══ DATASET CONTENT
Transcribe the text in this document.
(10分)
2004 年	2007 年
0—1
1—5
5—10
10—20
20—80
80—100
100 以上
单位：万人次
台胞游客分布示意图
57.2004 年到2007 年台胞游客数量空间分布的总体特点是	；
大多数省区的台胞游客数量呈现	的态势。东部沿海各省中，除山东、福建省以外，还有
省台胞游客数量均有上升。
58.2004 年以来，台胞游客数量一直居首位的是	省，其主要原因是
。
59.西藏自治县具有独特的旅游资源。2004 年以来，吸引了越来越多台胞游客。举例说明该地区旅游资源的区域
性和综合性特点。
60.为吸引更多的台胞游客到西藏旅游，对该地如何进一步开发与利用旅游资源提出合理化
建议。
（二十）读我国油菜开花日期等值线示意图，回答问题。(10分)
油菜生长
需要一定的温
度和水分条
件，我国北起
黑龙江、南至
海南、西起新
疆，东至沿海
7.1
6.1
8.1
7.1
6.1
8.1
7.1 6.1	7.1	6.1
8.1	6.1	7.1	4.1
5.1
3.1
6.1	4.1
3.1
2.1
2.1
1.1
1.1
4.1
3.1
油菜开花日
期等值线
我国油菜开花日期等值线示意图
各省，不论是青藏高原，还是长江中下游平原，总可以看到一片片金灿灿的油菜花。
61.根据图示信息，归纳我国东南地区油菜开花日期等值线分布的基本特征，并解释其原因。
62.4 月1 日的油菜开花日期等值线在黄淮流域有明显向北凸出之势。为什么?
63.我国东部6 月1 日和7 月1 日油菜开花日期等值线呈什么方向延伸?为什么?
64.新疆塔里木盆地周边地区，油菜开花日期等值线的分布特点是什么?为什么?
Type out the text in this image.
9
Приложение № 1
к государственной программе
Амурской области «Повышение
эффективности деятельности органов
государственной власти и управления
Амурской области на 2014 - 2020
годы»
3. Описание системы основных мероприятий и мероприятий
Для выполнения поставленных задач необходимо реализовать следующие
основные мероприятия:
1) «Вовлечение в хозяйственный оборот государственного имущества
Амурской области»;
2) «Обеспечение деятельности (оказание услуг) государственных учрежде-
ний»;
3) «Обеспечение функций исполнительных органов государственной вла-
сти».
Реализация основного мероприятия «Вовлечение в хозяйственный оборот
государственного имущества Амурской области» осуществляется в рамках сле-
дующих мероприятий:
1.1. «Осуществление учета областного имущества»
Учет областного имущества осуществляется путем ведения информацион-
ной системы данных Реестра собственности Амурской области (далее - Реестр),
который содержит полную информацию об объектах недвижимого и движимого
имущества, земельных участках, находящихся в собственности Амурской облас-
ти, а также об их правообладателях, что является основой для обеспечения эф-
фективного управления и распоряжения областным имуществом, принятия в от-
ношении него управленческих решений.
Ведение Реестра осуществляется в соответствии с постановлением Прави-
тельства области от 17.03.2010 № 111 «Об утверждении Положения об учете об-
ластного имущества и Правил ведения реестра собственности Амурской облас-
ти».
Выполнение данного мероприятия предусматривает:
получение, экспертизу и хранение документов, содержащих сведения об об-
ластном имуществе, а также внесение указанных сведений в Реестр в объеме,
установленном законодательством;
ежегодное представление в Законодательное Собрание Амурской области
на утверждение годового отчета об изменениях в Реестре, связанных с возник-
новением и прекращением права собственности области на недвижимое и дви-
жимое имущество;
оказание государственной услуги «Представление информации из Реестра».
════
● **TASK INSTRUCTIONS**
Filter the entries down to the lines with the word "органов" in them.

● **TASK SOLUTION**
эффективности деятельности органов
3) «Обеспечение функций исполнительных органов государственной вла-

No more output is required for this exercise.